## PROBLEM
Gather all lines from the material that contain "научных".

## EXERCISE INPUTS

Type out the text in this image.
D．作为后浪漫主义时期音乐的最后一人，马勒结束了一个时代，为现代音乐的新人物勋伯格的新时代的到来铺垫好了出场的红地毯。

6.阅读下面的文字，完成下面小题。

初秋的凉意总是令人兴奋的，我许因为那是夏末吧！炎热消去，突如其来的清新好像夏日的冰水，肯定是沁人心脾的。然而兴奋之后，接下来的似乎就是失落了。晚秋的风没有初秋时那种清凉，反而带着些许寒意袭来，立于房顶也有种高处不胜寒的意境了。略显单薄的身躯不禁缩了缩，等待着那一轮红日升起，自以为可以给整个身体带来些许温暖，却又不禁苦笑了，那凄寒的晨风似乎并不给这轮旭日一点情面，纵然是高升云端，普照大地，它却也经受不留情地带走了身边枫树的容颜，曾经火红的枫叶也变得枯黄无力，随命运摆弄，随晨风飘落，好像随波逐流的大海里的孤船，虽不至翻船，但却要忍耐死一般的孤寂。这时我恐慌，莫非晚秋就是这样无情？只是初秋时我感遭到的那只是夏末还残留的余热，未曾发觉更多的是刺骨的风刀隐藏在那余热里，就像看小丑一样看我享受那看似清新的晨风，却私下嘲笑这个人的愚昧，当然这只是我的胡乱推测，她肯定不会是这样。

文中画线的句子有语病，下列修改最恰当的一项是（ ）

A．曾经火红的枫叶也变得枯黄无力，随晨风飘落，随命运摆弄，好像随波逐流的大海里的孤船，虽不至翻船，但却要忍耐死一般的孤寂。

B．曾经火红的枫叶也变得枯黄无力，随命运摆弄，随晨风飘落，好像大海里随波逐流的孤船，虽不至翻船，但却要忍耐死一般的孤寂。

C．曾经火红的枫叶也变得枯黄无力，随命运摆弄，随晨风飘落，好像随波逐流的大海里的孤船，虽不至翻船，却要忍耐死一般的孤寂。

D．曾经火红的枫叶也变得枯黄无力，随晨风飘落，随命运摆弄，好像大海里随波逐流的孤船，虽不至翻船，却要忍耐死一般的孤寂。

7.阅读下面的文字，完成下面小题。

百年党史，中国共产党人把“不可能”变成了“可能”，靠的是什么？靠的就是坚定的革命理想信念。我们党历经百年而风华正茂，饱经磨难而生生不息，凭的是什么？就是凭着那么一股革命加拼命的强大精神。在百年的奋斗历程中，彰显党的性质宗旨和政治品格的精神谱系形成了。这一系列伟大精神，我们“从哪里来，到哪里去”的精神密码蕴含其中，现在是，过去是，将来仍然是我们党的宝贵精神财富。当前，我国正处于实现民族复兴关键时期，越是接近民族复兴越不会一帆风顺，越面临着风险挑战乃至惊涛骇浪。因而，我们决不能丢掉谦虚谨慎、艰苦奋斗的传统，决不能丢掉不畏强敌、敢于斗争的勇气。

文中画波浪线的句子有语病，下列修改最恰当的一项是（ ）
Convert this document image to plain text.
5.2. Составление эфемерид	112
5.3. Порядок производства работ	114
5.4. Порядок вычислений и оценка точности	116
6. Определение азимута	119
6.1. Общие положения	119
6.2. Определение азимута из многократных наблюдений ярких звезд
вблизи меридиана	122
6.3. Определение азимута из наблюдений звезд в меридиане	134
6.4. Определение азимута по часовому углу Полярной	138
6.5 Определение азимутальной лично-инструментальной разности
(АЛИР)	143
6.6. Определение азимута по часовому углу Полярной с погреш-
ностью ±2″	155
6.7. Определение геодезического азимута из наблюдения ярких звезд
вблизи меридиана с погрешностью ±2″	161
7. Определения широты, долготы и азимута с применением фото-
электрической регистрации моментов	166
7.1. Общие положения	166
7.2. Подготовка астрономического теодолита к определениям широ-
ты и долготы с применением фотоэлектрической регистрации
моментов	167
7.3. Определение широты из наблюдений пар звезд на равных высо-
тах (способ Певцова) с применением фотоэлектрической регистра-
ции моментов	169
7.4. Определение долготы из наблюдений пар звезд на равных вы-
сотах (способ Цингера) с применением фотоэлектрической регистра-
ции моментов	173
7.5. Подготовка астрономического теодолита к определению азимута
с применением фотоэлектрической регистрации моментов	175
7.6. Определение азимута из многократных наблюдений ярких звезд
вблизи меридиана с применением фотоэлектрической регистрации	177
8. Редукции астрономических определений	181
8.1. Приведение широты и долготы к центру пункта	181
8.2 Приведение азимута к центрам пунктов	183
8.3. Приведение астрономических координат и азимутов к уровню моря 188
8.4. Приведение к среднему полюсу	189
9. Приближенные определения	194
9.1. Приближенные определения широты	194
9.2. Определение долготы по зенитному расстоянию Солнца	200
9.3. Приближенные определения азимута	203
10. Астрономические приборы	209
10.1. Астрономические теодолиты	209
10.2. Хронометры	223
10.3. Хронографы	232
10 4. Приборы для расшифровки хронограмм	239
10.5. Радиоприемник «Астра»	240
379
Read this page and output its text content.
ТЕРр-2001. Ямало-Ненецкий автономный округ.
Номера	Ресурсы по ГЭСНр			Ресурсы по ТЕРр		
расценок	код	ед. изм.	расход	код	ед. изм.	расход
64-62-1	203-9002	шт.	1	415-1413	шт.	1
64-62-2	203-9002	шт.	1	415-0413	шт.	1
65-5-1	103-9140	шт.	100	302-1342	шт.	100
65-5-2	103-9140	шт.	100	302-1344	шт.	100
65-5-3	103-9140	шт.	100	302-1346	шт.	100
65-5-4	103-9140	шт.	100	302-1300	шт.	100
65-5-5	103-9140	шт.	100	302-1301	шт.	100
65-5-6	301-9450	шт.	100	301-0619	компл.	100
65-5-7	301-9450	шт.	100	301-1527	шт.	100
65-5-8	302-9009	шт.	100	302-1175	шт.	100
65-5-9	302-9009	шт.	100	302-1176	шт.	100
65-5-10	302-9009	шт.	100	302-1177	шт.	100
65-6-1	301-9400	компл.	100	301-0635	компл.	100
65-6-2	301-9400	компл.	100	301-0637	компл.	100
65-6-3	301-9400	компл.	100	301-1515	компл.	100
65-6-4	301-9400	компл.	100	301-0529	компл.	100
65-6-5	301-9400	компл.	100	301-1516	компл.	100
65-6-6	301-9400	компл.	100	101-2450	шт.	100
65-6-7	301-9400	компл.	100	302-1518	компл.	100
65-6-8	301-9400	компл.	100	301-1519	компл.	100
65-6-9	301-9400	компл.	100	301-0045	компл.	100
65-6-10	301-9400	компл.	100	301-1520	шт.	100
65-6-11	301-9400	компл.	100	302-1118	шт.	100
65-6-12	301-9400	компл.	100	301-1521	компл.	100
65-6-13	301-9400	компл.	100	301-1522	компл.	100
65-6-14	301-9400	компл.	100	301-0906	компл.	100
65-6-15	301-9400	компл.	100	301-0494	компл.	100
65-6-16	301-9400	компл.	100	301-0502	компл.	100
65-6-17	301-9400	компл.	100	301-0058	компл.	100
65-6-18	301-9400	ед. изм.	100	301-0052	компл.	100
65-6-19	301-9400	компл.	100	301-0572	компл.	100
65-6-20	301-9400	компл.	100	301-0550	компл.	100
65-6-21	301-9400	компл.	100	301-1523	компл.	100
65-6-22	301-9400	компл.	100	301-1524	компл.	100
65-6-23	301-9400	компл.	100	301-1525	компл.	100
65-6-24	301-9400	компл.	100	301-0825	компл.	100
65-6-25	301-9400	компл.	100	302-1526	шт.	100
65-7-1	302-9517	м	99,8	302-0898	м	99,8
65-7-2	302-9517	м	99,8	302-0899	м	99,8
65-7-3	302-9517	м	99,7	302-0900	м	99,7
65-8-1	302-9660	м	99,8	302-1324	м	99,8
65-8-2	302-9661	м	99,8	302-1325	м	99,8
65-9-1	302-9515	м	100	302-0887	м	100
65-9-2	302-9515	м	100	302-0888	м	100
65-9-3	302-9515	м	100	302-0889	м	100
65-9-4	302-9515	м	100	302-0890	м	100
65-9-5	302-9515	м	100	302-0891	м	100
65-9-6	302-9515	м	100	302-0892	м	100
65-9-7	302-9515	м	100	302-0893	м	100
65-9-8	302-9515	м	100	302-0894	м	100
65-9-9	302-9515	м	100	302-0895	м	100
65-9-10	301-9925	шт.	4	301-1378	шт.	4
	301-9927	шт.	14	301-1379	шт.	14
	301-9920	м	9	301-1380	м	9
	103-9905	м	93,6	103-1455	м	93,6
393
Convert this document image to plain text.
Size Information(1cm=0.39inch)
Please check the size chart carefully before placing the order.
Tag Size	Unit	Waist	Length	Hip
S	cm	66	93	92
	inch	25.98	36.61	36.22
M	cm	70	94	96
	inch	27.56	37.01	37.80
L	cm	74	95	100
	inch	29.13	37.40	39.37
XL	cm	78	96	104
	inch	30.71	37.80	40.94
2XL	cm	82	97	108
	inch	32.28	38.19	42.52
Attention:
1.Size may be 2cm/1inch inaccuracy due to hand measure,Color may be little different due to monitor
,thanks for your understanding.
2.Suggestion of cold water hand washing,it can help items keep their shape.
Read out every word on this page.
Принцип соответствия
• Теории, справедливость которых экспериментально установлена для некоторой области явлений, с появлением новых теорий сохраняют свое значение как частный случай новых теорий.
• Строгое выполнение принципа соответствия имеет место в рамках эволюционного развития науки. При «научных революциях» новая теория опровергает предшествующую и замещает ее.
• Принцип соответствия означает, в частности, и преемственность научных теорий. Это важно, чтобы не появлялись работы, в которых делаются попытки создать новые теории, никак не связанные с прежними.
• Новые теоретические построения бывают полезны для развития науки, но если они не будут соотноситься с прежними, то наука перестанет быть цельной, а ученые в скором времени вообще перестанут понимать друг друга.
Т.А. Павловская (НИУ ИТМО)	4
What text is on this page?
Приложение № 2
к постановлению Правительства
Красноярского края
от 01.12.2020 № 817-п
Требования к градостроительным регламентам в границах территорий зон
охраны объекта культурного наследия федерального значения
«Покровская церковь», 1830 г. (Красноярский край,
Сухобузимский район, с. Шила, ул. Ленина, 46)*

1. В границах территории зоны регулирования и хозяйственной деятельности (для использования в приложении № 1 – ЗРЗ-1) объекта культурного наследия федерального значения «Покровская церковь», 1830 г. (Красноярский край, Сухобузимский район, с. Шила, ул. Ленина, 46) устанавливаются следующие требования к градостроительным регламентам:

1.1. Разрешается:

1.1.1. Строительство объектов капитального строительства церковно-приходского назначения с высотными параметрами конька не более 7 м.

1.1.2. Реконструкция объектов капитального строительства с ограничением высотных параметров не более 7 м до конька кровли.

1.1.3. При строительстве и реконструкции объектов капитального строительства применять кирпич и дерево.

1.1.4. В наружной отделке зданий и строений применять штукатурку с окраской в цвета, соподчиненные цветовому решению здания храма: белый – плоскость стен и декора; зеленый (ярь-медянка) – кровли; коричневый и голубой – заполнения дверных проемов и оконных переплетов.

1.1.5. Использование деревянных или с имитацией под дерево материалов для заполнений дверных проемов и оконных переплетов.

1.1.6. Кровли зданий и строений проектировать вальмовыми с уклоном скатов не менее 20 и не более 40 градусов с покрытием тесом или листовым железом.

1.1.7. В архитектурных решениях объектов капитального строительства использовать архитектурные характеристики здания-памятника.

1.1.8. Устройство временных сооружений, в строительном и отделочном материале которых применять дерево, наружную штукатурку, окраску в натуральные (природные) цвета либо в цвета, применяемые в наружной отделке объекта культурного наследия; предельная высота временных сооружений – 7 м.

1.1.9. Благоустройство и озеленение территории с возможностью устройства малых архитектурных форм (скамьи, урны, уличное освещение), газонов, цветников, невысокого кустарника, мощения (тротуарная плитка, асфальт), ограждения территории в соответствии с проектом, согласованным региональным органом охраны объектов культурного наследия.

## RESULT OF THE TASK
• Строгое выполнение принципа соответствия имеет место в рамках эволюционного развития науки. При «научных революциях» новая теория опровергает предшествующую и замещает ее.
• Принцип соответствия означает, в частности, и преемственность научных теорий. Это важно, чтобы не появлялись работы, в которых делаются попытки создать новые теории, никак не связанные с прежними.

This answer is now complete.